— Source data —
================

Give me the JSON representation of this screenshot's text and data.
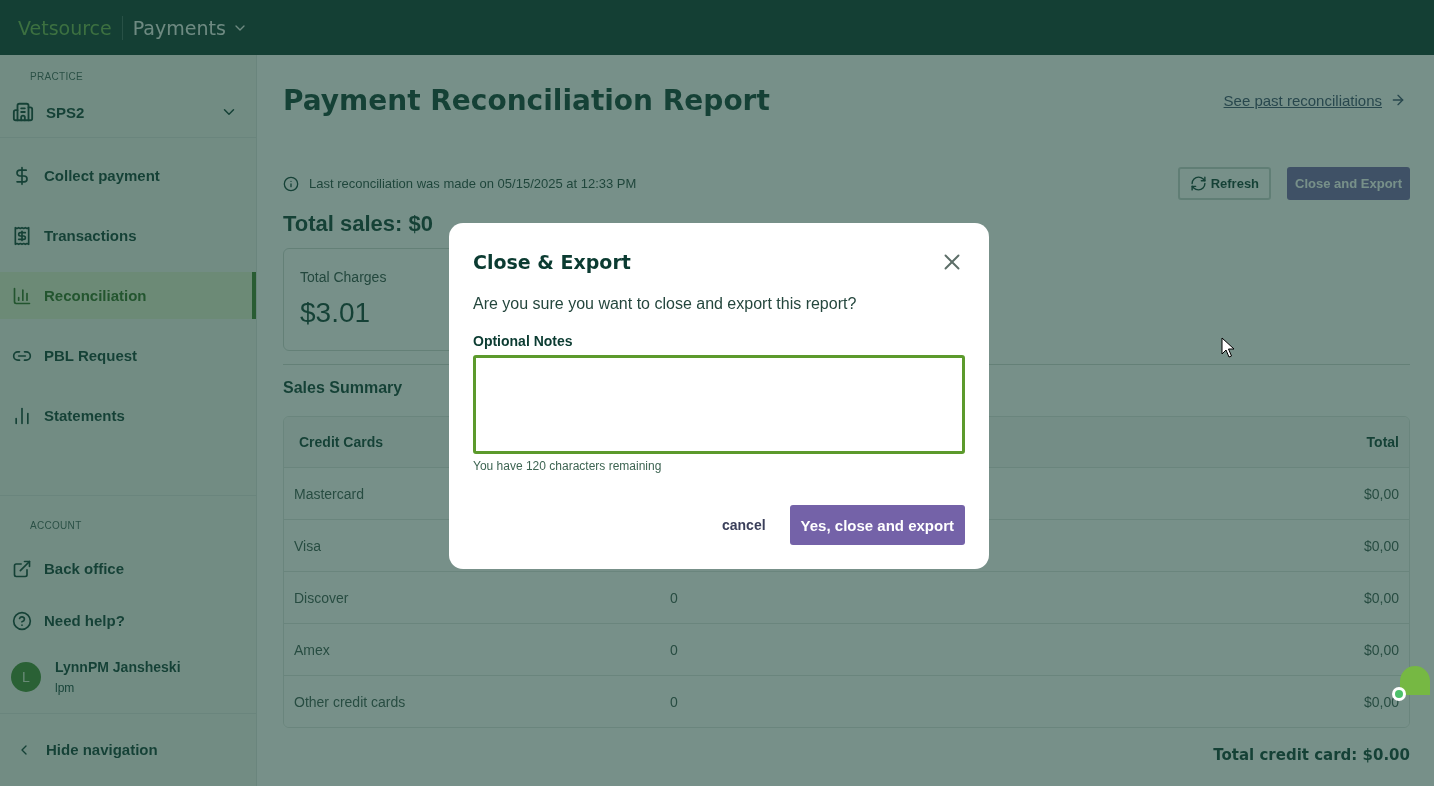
{
  "topbar": {
    "brand": "Vetsource",
    "product": "Payments"
  },
  "sidebar": {
    "practice_label": "PRACTICE",
    "practice": "SPS2",
    "items": [
      {
        "label": "Collect payment",
        "selected": false
      },
      {
        "label": "Transactions",
        "selected": false
      },
      {
        "label": "Reconciliation",
        "selected": true
      },
      {
        "label": "PBL Request",
        "selected": false
      },
      {
        "label": "Statements",
        "selected": false
      }
    ],
    "account_label": "ACCOUNT",
    "account_items": [
      {
        "label": "Back office"
      },
      {
        "label": "Need help?"
      }
    ],
    "user": {
      "initial": "L",
      "name": "LynnPM Jansheski",
      "handle": "lpm"
    },
    "hide": "Hide navigation"
  },
  "page": {
    "title": "Payment Reconciliation Report",
    "past_link": "See past reconciliations",
    "last_note": "Last reconciliation was made on 05/15/2025 at 12:33 PM",
    "refresh": "Refresh",
    "close_export": "Close and Export",
    "total_sales": "Total sales: $0",
    "cards": [
      {
        "label": "Total Charges",
        "value": "$3.01"
      }
    ],
    "summary_title": "Sales Summary",
    "table": {
      "columns": [
        {
          "label": "Credit Cards"
        },
        {
          "label": "Total"
        }
      ],
      "rows": [
        {
          "name": "Mastercard",
          "total": "$0,00"
        },
        {
          "name": "Visa",
          "total": "$0,00"
        },
        {
          "name": "Discover",
          "count": "0",
          "total": "$0,00"
        },
        {
          "name": "Amex",
          "count": "0",
          "total": "$0,00"
        },
        {
          "name": "Other credit cards",
          "count": "0",
          "total": "$0,00"
        }
      ]
    },
    "total_credit": "Total credit card: $0.00"
  },
  "dialog": {
    "title": "Close & Export",
    "question": "Are you sure you want to close and export this report?",
    "notes_label": "Optional Notes",
    "helper": "You have 120 characters remaining",
    "cancel": "cancel",
    "confirm": "Yes, close and export"
  }
}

================

— The request —
Pictures stay out of the copy; please restate every record above exactly.

— Task result —
Give me the JSON representation of this screenshot's text and data.
{
  "topbar": {
    "brand": "Vetsource",
    "product": "Payments"
  },
  "sidebar": {
    "practice_label": "PRACTICE",
    "practice": "SPS2",
    "items": [
      {
        "label": "Collect payment",
        "selected": false
      },
      {
        "label": "Transactions",
        "selected": false
      },
      {
        "label": "Reconciliation",
        "selected": true
      },
      {
        "label": "PBL Request",
        "selected": false
      },
      {
        "label": "Statements",
        "selected": false
      }
    ],
    "account_label": "ACCOUNT",
    "account_items": [
      {
        "label": "Back office"
      },
      {
        "label": "Need help?"
      }
    ],
    "user": {
      "initial": "L",
      "name": "LynnPM Jansheski",
      "handle": "lpm"
    },
    "hide": "Hide navigation"
  },
  "page": {
    "title": "Payment Reconciliation Report",
    "past_link": "See past reconciliations",
    "last_note": "Last reconciliation was made on 05/15/2025 at 12:33 PM",
    "refresh": "Refresh",
    "close_export": "Close and Export",
    "total_sales": "Total sales: $0",
    "cards": [
      {
        "label": "Total Charges",
        "value": "$3.01"
      }
    ],
    "summary_title": "Sales Summary",
    "table": {
      "columns": [
        {
          "label": "Credit Cards"
        },
        {
          "label": "Total"
        }
      ],
      "rows": [
        {
          "name": "Mastercard",
          "total": "$0,00"
        },
        {
          "name": "Visa",
          "total": "$0,00"
        },
        {
          "name": "Discover",
          "count": "0",
          "total": "$0,00"
        },
        {
          "name": "Amex",
          "count": "0",
          "total": "$0,00"
        },
        {
          "name": "Other credit cards",
          "count": "0",
          "total": "$0,00"
        }
      ]
    },
    "total_credit": "Total credit card: $0.00"
  },
  "dialog": {
    "title": "Close & Export",
    "question": "Are you sure you want to close and export this report?",
    "notes_label": "Optional Notes",
    "helper": "You have 120 characters remaining",
    "cancel": "cancel",
    "confirm": "Yes, close and export"
  }
}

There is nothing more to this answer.